## DOCUMENT EXCERPT
For each of the methods highlighted in the above paragraphs, we provide an introduction and practical exercises as part of the NGCM training programme, so that every students has heard of these methods, has a feel for their area of applicability and relative merits. No doubt, further study is required to become an expert in any of those, but we try to broaden the horizon by at least making everyone aware of common simulation methods.

Programming languages

Not many topics are debated as vehemently as the choice of programming languages to use, teach and learn. Our view is that the important thing to understand are the principles behind programming, not the particular language: it is unlikely that the languages that are en-vogue today will be the only important languages in 10, 20 or 30 years time (and therefore well within the careers of the students we educate now). We thus need to learn and teach an approach that allows us to embrace and use new languages that develop and emerge in the future. Furthermore, while we could identify the languages that burn the most CPU cycles, there are always particular research projects and domains that use different and quite unusual tools; again indicating the importance of flexibility and the ability to rapidly learn new approaches for students moving into such fields.

The software engineering process of solving a given problem with computer code can be separated into (i) the understanding of the requirements, the design of the system to solve it (data structures, architectures, algorithms) and the development of a solution in pseudocode (or UML or other diagram styles). Then, there is step (ii) in which this design is implemented in a particular language (and of course tested, maintained etc). The figure below tries to summarise this.

## GIVEN RECORDS

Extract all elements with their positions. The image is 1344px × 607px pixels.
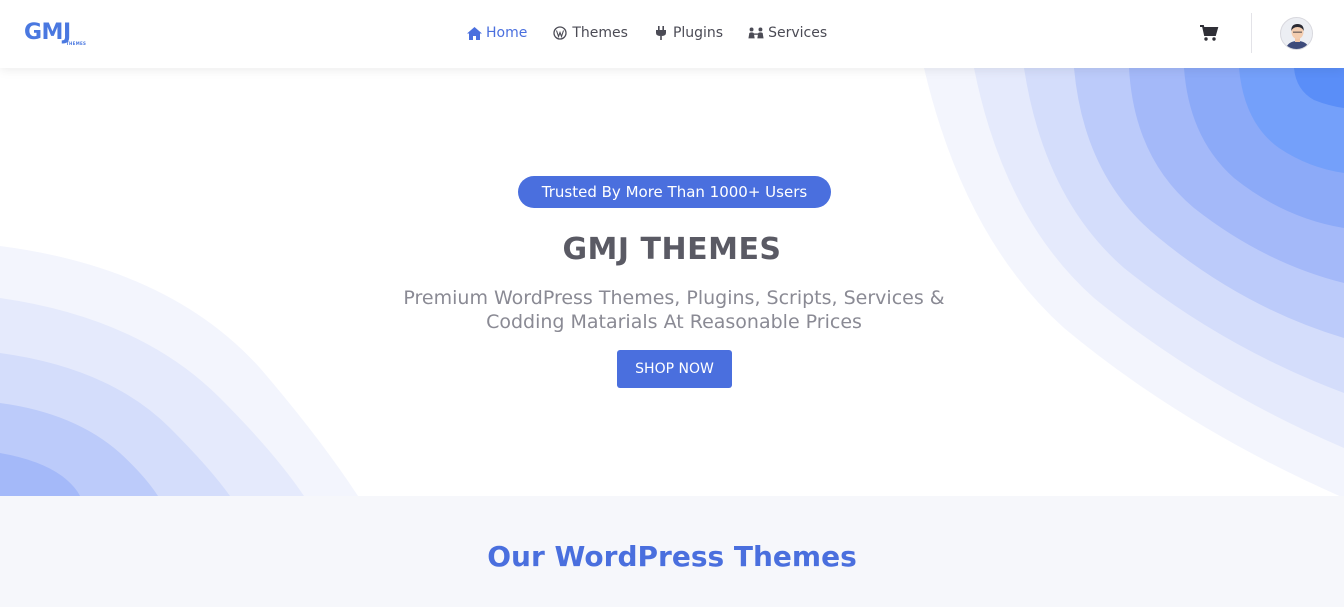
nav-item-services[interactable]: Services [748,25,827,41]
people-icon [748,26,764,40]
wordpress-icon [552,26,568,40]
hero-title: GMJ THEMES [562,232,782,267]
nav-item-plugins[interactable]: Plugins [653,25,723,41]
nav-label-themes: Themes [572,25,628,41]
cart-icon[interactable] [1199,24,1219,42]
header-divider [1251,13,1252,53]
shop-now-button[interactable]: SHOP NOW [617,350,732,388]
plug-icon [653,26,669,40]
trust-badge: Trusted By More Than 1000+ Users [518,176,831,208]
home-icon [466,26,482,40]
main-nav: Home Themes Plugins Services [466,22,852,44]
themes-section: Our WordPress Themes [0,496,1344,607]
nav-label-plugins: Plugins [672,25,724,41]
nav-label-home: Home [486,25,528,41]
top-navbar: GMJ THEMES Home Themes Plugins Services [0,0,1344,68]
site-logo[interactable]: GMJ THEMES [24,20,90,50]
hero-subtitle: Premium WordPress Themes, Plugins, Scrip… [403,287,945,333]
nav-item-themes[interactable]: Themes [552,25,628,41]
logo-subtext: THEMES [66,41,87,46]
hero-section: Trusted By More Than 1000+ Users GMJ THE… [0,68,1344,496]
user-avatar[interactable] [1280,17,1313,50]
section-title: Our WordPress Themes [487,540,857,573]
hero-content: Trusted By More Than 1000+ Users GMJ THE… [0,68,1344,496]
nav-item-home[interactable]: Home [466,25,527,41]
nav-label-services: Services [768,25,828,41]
==
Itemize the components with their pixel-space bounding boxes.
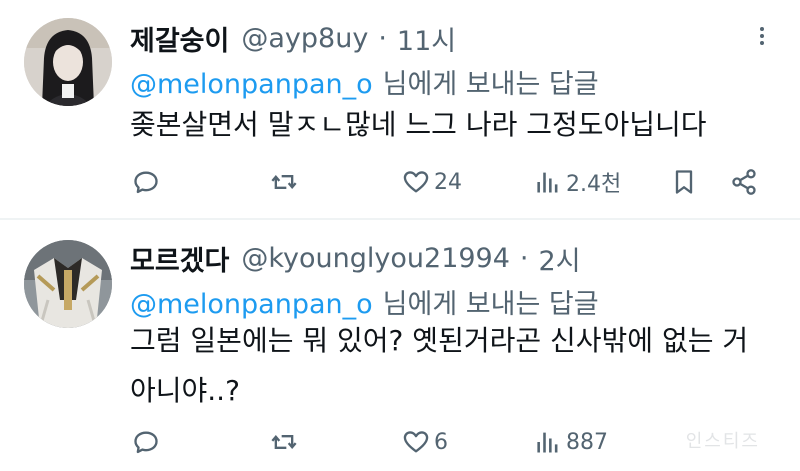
---
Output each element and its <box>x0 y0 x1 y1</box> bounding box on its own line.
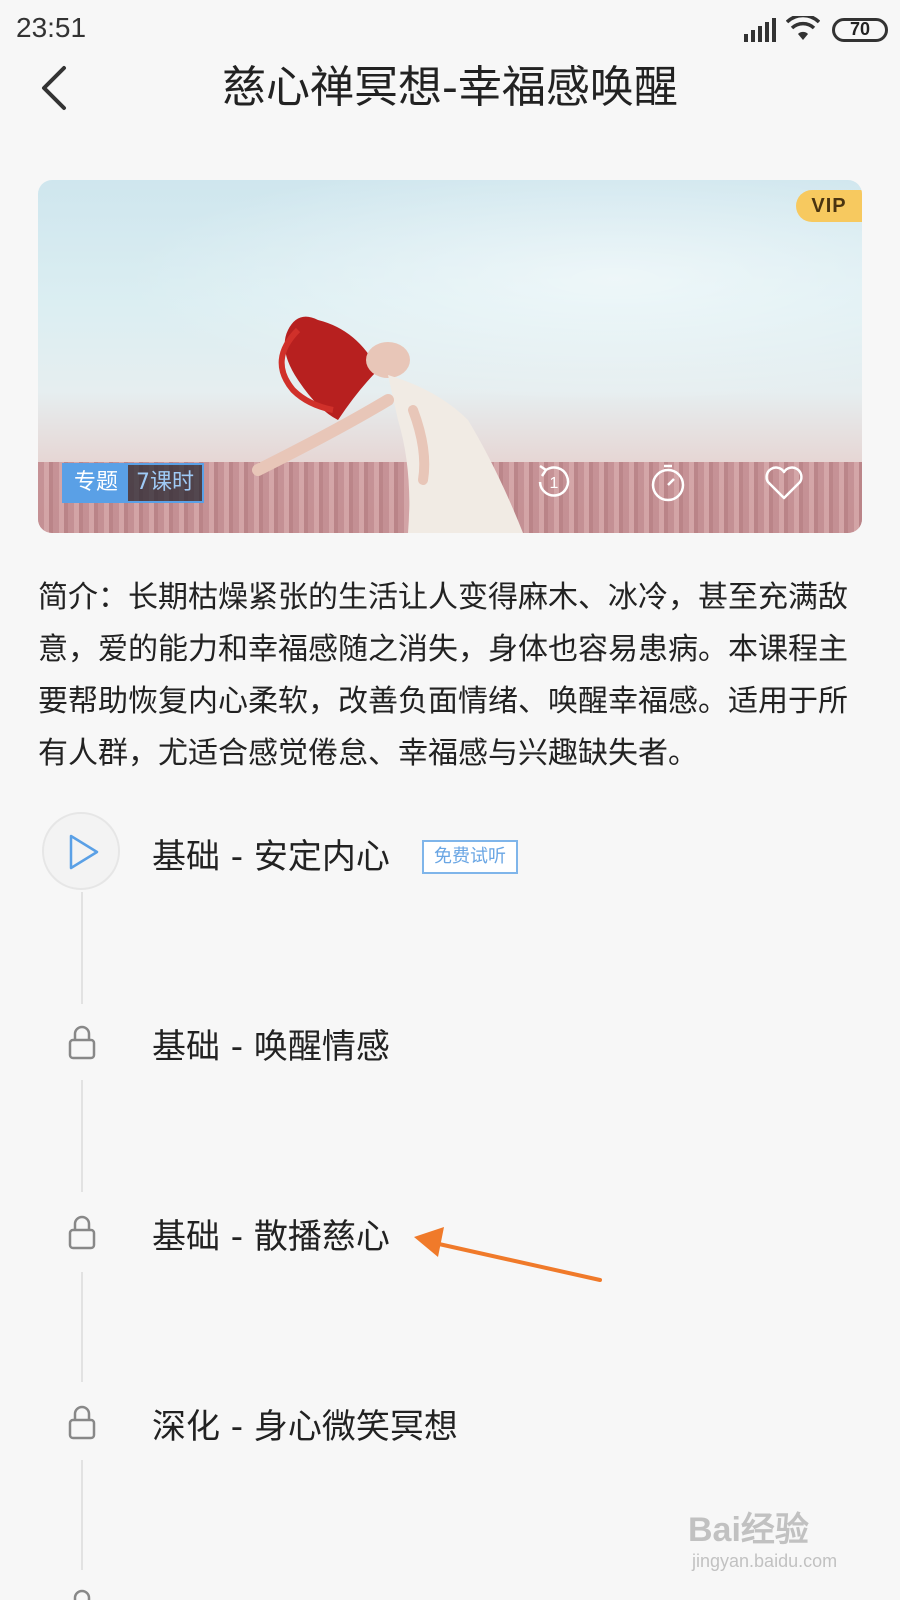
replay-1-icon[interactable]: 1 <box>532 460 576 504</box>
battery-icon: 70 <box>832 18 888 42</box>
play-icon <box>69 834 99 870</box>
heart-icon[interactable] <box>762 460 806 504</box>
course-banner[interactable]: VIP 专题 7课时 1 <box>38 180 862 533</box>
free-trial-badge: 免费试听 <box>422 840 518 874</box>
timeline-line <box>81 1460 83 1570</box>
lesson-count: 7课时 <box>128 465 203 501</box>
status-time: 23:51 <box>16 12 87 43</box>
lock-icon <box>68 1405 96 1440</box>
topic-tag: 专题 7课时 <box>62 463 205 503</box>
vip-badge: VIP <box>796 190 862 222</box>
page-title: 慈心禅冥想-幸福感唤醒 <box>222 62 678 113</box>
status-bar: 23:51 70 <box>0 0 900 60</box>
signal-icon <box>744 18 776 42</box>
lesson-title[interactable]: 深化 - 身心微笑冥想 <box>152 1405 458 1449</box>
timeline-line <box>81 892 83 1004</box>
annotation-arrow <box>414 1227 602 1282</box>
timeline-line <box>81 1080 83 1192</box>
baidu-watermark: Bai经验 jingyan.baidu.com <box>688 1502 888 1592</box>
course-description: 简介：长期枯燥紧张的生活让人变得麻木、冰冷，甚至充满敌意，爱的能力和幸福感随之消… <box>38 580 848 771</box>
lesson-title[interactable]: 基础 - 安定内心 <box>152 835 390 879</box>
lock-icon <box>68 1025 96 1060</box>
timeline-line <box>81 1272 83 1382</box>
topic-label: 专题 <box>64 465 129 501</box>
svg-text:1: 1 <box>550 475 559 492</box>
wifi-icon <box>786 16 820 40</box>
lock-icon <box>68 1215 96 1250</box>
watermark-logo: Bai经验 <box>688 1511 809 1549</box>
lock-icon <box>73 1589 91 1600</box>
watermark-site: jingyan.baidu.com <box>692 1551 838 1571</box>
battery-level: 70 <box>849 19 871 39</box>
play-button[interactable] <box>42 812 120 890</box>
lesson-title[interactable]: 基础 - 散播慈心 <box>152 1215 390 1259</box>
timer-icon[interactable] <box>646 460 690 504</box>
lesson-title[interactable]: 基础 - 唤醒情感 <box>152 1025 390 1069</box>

## WORK TO DO
• 1. Answer these questions from the NGCM training excerpt:
(a) What does the NGCM training programme provide for each of the methods highlighted?
(b) What spans of years does the excerpt give when it says today's popular languages are unlikely to be the only important ones?
(c) What happens to the design in step (ii) of the software engineering process?
• 2. Set down, word for word, the part of the NGCM training excerpt that begins at the words "The software engineering" and ends after the words "to summarise this.".
The entries have no connection to the NGCM training excerpt.

## WORKED ANSWERS
• 1.
(a) An introduction and practical exercises.
(b) 10, 20 or 30 years.
(c) It is implemented in a particular language, and also tested and maintained.

• 2.
The software engineering process of solving a given problem with computer code can be separated into (i) the understanding of the requirements, the design of the system to solve it (data structures, architectures, algorithms) and the development of a solution in pseudocode (or UML or other diagram styles). Then, there is step (ii) in which this design is implemented in a particular language (and of course tested, maintained etc). The figure below tries to summarise this.